• **Given problem**
Copy each line below that includes "capable".

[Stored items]
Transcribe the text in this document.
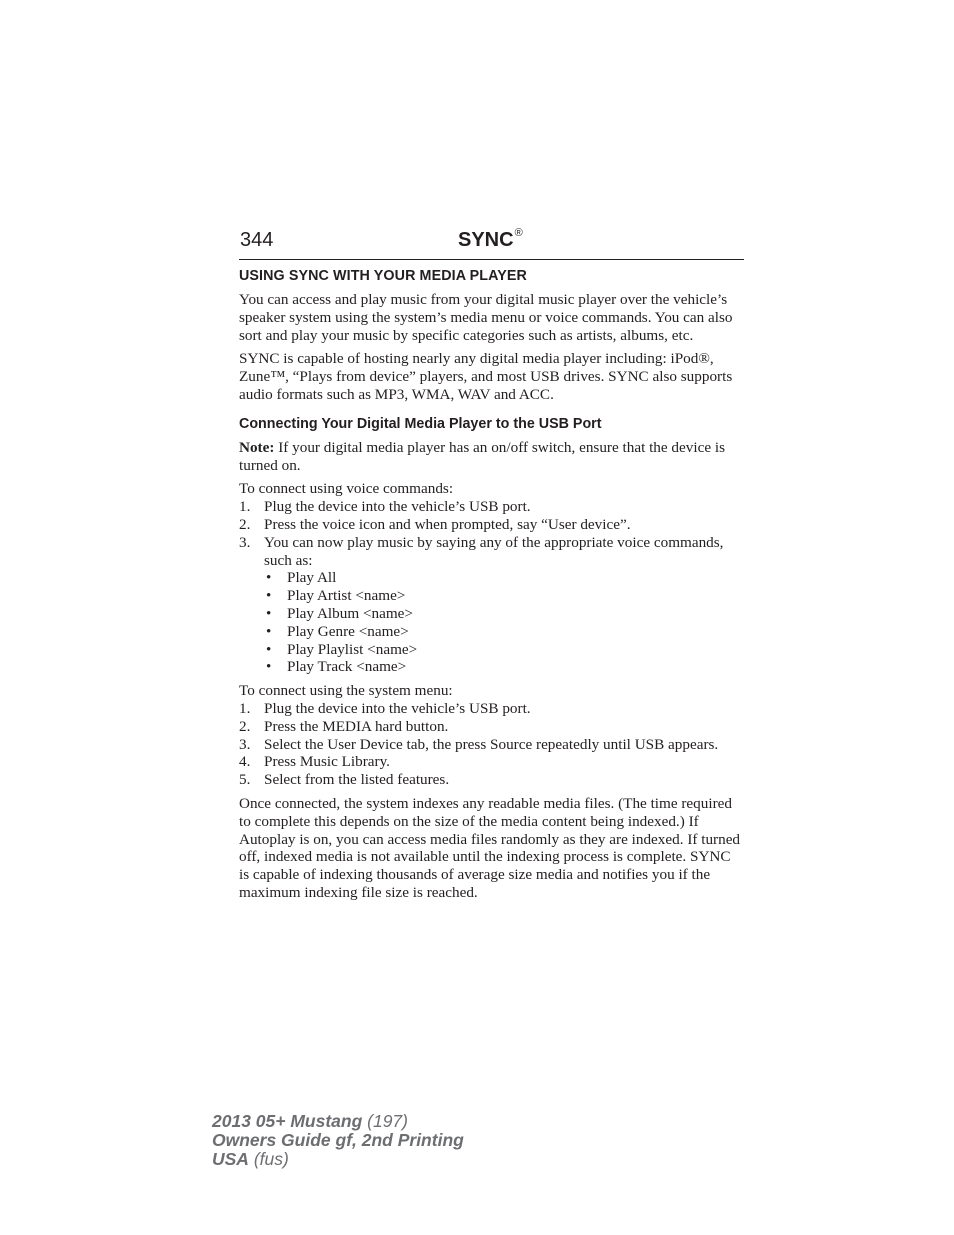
344	SYNC®
USING SYNC WITH YOUR MEDIA PLAYER

You can access and play music from your digital music player over the vehicle’s speaker system using the system’s media menu or voice commands. You can also sort and play your music by specific categories such as artists, albums, etc.

SYNC is capable of hosting nearly any digital media player including: iPod®, Zune™, “Plays from device” players, and most USB drives. SYNC also supports audio formats such as MP3, WMA, WAV and ACC.

Connecting Your Digital Media Player to the USB Port

Note: If your digital media player has an on/off switch, ensure that the device is turned on.

To connect using voice commands:
1. Plug the device into the vehicle’s USB port.
2. Press the voice icon and when prompted, say “User device”.
3. You can now play music by saying any of the appropriate voice commands, such as:
• Play All
• Play Artist <name>
• Play Album <name>
• Play Genre <name>
• Play Playlist <name>
• Play Track <name>
To connect using the system menu:
1. Plug the device into the vehicle’s USB port.
2. Press the MEDIA hard button.
3. Select the User Device tab, the press Source repeatedly until USB appears.
4. Press Music Library.
5. Select from the listed features.

Once connected, the system indexes any readable media files. (The time required to complete this depends on the size of the media content being indexed.) If Autoplay is on, you can access media files randomly as they are indexed. If turned off, indexed media is not available until the indexing process is complete. SYNC is capable of indexing thousands of average size media and notifies you if the maximum indexing file size is reached.

2013 05+ Mustang (197)
Owners Guide gf, 2nd Printing
USA (fus)
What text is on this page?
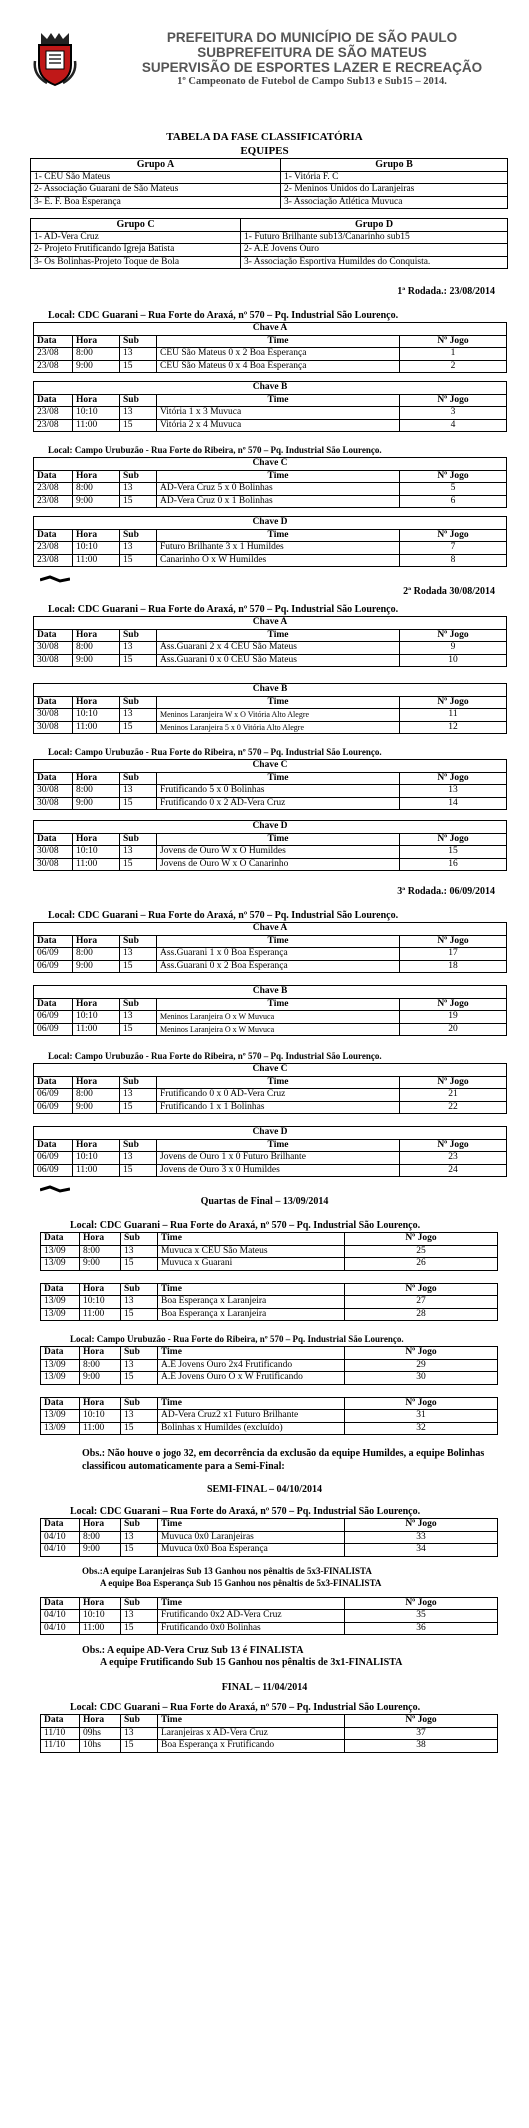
PREFEITURA DO MUNICÍPIO DE SÃO PAULO
SUBPREFEITURA DE SÃO MATEUS
SUPERVISÃO DE ESPORTES LAZER E RECREAÇÃO
1º Campeonato de Futebol de Campo Sub13 e Sub15 – 2014.
TABELA DA FASE CLASSIFICATÓRIA
EQUIPES
Grupo A	Grupo B
1- CEU São Mateus	1- Vitória F. C
2- Associação Guarani de São Mateus	2- Meninos Unidos do Laranjeiras
3- E. F. Boa Esperança	3- Associação Atlética Muvuca
Grupo C	Grupo D
1- AD-Vera Cruz	1- Futuro Brilhante sub13/Canarinho sub15
2- Projeto Frutificando Igreja Batista	2- A.E Jovens Ouro
3- Os Bolinhas-Projeto Toque de Bola	3- Associação Esportiva Humildes do Conquista.
1ª Rodada.: 23/08/2014
Local: CDC Guarani – Rua Forte do Araxá, nº 570 – Pq. Industrial São Lourenço.
Chave A				
Data	Hora	Sub	Time	Nº Jogo
23/08	8:00	13	CEU São Mateus 0 x 2 Boa Esperança	1
23/08	9:00	15	CEU São Mateus 0 x 4 Boa Esperança	2
Chave B				
Data	Hora	Sub	Time	Nº Jogo
23/08	10:10	13	Vitória 1 x 3 Muvuca	3
23/08	11:00	15	Vitória 2 x 4 Muvuca	4
Local: Campo Urubuzão - Rua Forte do Ribeira, nº 570 – Pq. Industrial São Lourenço.
Chave C				
Data	Hora	Sub	Time	Nº Jogo
23/08	8:00	13	AD-Vera Cruz 5 x 0 Bolinhas	5
23/08	9:00	15	AD-Vera Cruz 0 x 1 Bolinhas	6
Chave D				
Data	Hora	Sub	Time	Nº Jogo
23/08	10:10	13	Futuro Brilhante 3 x 1 Humildes	7
23/08	11:00	15	Canarinho O x W Humildes	8
2ª Rodada 30/08/2014
Local: CDC Guarani – Rua Forte do Araxá, nº 570 – Pq. Industrial São Lourenço.
Chave A				
Data	Hora	Sub	Time	Nº Jogo
30/08	8:00	13	Ass.Guarani 2 x 4 CEU São Mateus	9
30/08	9:00	15	Ass.Guarani 0 x 0 CEU São Mateus	10
Chave B				
Data	Hora	Sub	Time	Nº Jogo
30/08	10:10	13	Meninos Laranjeira W x O Vitória Alto Alegre	11
30/08	11:00	15	Meninos Laranjeira 5 x 0 Vitória Alto Alegre	12
Local: Campo Urubuzão - Rua Forte do Ribeira, nº 570 – Pq. Industrial São Lourenço.
Chave C				
Data	Hora	Sub	Time	Nº Jogo
30/08	8:00	13	Frutificando 5 x 0 Bolinhas	13
30/08	9:00	15	Frutificando 0 x 2 AD-Vera Cruz	14
Chave D				
Data	Hora	Sub	Time	Nº Jogo
30/08	10:10	13	Jovens de Ouro W x O Humildes	15
30/08	11:00	15	Jovens de Ouro W x O Canarinho	16
3ª Rodada.: 06/09/2014
Local: CDC Guarani – Rua Forte do Araxá, nº 570 – Pq. Industrial São Lourenço.
Chave A				
Data	Hora	Sub	Time	Nº Jogo
06/09	8:00	13	Ass.Guarani 1 x 0 Boa Esperança	17
06/09	9:00	15	Ass.Guarani 0 x 2 Boa Esperança	18
Chave B				
Data	Hora	Sub	Time	Nº Jogo
06/09	10:10	13	Meninos Laranjeira O x W Muvuca	19
06/09	11:00	15	Meninos Laranjeira O x W Muvuca	20
Local: Campo Urubuzão - Rua Forte do Ribeira, nº 570 – Pq. Industrial São Lourenço.
Chave C				
Data	Hora	Sub	Time	Nº Jogo
06/09	8:00	13	Frutificando 0 x 0 AD-Vera Cruz	21
06/09	9:00	15	Frutificando 1 x 1 Bolinhas	22
Chave D				
Data	Hora	Sub	Time	Nº Jogo
06/09	10:10	13	Jovens de Ouro 1 x 0 Futuro Brilhante	23
06/09	11:00	15	Jovens de Ouro 3 x 0 Humildes	24
Quartas de Final – 13/09/2014
Local: CDC Guarani – Rua Forte do Araxá, nº 570 – Pq. Industrial São Lourenço.
Data	Hora	Sub	Time	Nº Jogo
13/09	8:00	13	Muvuca x CEU São Mateus	25
13/09	9:00	15	Muvuca x Guarani	26
Data	Hora	Sub	Time	Nº Jogo
13/09	10:10	13	Boa Esperança x Laranjeira	27
13/09	11:00	15	Boa Esperança x Laranjeira	28
Local: Campo Urubuzão - Rua Forte do Ribeira, nº 570 – Pq. Industrial São Lourenço.
Data	Hora	Sub	Time	Nº Jogo
13/09	8:00	13	A.E Jovens Ouro 2x4 Frutificando	29
13/09	9:00	15	A.E Jovens Ouro O x W Frutificando	30
Data	Hora	Sub	Time	Nº Jogo
13/09	10:10	13	AD-Vera Cruz2 x1 Futuro Brilhante	31
13/09	11:00	15	Bolinhas x Humildes (excluído)	32
Obs.: Não houve o jogo 32, em decorrência da exclusão da equipe Humildes, a equipe Bolinhas classificou automaticamente para a Semi-Final:
SEMI-FINAL – 04/10/2014
Local: CDC Guarani – Rua Forte do Araxá, nº 570 – Pq. Industrial São Lourenço.
Data	Hora	Sub	Time	Nº Jogo
04/10	8:00	13	Muvuca 0x0 Laranjeiras	33
04/10	9:00	15	Muvuca 0x0 Boa Esperança	34
Obs.:A equipe Laranjeiras Sub 13 Ganhou nos pênaltis de 5x3-FINALISTA
A equipe Boa Esperança Sub 15 Ganhou nos pênaltis de 5x3-FINALISTA
Data	Hora	Sub	Time	Nº Jogo
04/10	10:10	13	Frutificando 0x2 AD-Vera Cruz	35
04/10	11:00	15	Frutificando 0x0 Bolinhas	36
Obs.: A equipe AD-Vera Cruz Sub 13 é FINALISTA
A equipe Frutificando Sub 15 Ganhou nos pênaltis de 3x1-FINALISTA
FINAL – 11/04/2014
Local: CDC Guarani – Rua Forte do Araxá, nº 570 – Pq. Industrial São Lourenço.
Data	Hora	Sub	Time	Nº Jogo
11/10	09hs	13	Laranjeiras x AD-Vera Cruz	37
11/10	10hs	15	Boa Esperança x Frutificando	38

• **Worked answer**
SYNC is capable of hosting nearly any digital media player including: iPod®, Zune™, “Plays from device” players, and most USB drives. SYNC also supports audio formats such as MP3, WMA, WAV and ACC.
Once connected, the system indexes any readable media files. (The time required to complete this depends on the size of the media content being indexed.) If Autoplay is on, you can access media files randomly as they are indexed. If turned off, indexed media is not available until the indexing process is complete. SYNC is capable of indexing thousands of average size media and notifies you if the maximum indexing file size is reached.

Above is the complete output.